RECORDS FOR THIS TASK:
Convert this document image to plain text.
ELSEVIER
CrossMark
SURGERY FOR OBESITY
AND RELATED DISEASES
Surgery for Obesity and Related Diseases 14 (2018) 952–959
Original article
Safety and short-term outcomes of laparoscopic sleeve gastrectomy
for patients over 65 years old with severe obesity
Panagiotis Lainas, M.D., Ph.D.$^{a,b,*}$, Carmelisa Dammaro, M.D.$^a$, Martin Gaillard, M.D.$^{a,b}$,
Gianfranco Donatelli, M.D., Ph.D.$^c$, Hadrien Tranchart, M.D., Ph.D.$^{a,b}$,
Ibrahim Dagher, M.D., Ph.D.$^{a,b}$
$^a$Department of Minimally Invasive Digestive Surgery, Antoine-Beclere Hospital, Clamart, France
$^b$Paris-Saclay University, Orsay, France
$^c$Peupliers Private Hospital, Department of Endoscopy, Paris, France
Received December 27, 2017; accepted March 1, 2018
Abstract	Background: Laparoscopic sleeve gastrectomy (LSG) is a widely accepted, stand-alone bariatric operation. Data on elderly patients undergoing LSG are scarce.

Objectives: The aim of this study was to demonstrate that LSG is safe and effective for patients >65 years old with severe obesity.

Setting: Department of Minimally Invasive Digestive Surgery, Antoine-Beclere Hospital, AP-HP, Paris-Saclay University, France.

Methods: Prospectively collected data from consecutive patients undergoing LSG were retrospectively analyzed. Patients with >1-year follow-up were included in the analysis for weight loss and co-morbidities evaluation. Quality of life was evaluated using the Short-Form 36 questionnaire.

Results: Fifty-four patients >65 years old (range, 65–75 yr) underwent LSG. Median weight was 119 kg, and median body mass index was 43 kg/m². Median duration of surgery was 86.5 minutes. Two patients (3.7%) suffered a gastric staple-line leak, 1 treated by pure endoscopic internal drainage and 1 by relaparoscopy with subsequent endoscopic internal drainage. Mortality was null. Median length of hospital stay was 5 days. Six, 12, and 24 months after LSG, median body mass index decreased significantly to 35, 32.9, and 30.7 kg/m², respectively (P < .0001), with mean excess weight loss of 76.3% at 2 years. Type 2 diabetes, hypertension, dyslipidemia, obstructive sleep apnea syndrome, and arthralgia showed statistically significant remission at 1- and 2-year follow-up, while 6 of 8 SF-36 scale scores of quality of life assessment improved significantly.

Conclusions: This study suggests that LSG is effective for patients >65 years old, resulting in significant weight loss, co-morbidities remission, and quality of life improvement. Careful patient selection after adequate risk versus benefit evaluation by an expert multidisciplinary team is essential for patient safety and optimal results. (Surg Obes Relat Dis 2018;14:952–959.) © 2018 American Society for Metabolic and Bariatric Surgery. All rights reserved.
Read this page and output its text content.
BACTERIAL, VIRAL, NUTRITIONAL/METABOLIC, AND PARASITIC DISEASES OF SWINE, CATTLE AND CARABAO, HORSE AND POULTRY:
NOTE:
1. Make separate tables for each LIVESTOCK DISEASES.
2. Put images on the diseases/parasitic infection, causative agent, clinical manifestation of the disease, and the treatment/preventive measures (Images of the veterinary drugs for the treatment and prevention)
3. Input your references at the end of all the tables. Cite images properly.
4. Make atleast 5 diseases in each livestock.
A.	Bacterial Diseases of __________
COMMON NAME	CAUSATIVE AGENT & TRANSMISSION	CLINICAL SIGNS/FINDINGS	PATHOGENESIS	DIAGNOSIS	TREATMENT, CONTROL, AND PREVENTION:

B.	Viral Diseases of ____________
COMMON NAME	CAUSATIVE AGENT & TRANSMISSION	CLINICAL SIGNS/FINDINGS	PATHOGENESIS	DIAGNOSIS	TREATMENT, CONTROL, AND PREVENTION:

TASK DETAILS: Write out the records in full, exactly as they appear above.

EXERCISE SOLUTION:
Convert this document image to plain text.
ELSEVIER
CrossMark
SURGERY FOR OBESITY
AND RELATED DISEASES
Surgery for Obesity and Related Diseases 14 (2018) 952–959
Original article
Safety and short-term outcomes of laparoscopic sleeve gastrectomy
for patients over 65 years old with severe obesity
Panagiotis Lainas, M.D., Ph.D.$^{a,b,*}$, Carmelisa Dammaro, M.D.$^a$, Martin Gaillard, M.D.$^{a,b}$,
Gianfranco Donatelli, M.D., Ph.D.$^c$, Hadrien Tranchart, M.D., Ph.D.$^{a,b}$,
Ibrahim Dagher, M.D., Ph.D.$^{a,b}$
$^a$Department of Minimally Invasive Digestive Surgery, Antoine-Beclere Hospital, Clamart, France
$^b$Paris-Saclay University, Orsay, France
$^c$Peupliers Private Hospital, Department of Endoscopy, Paris, France
Received December 27, 2017; accepted March 1, 2018
Abstract	Background: Laparoscopic sleeve gastrectomy (LSG) is a widely accepted, stand-alone bariatric operation. Data on elderly patients undergoing LSG are scarce.

Objectives: The aim of this study was to demonstrate that LSG is safe and effective for patients >65 years old with severe obesity.

Setting: Department of Minimally Invasive Digestive Surgery, Antoine-Beclere Hospital, AP-HP, Paris-Saclay University, France.

Methods: Prospectively collected data from consecutive patients undergoing LSG were retrospectively analyzed. Patients with >1-year follow-up were included in the analysis for weight loss and co-morbidities evaluation. Quality of life was evaluated using the Short-Form 36 questionnaire.

Results: Fifty-four patients >65 years old (range, 65–75 yr) underwent LSG. Median weight was 119 kg, and median body mass index was 43 kg/m². Median duration of surgery was 86.5 minutes. Two patients (3.7%) suffered a gastric staple-line leak, 1 treated by pure endoscopic internal drainage and 1 by relaparoscopy with subsequent endoscopic internal drainage. Mortality was null. Median length of hospital stay was 5 days. Six, 12, and 24 months after LSG, median body mass index decreased significantly to 35, 32.9, and 30.7 kg/m², respectively (P < .0001), with mean excess weight loss of 76.3% at 2 years. Type 2 diabetes, hypertension, dyslipidemia, obstructive sleep apnea syndrome, and arthralgia showed statistically significant remission at 1- and 2-year follow-up, while 6 of 8 SF-36 scale scores of quality of life assessment improved significantly.

Conclusions: This study suggests that LSG is effective for patients >65 years old, resulting in significant weight loss, co-morbidities remission, and quality of life improvement. Careful patient selection after adequate risk versus benefit evaluation by an expert multidisciplinary team is essential for patient safety and optimal results. (Surg Obes Relat Dis 2018;14:952–959.) © 2018 American Society for Metabolic and Bariatric Surgery. All rights reserved.
Read this page and output its text content.
BACTERIAL, VIRAL, NUTRITIONAL/METABOLIC, AND PARASITIC DISEASES OF SWINE, CATTLE AND CARABAO, HORSE AND POULTRY:
NOTE:
1. Make separate tables for each LIVESTOCK DISEASES.
2. Put images on the diseases/parasitic infection, causative agent, clinical manifestation of the disease, and the treatment/preventive measures (Images of the veterinary drugs for the treatment and prevention)
3. Input your references at the end of all the tables. Cite images properly.
4. Make atleast 5 diseases in each livestock.
A.	Bacterial Diseases of __________
COMMON NAME	CAUSATIVE AGENT & TRANSMISSION	CLINICAL SIGNS/FINDINGS	PATHOGENESIS	DIAGNOSIS	TREATMENT, CONTROL, AND PREVENTION:

B.	Viral Diseases of ____________
COMMON NAME	CAUSATIVE AGENT & TRANSMISSION	CLINICAL SIGNS/FINDINGS	PATHOGENESIS	DIAGNOSIS	TREATMENT, CONTROL, AND PREVENTION:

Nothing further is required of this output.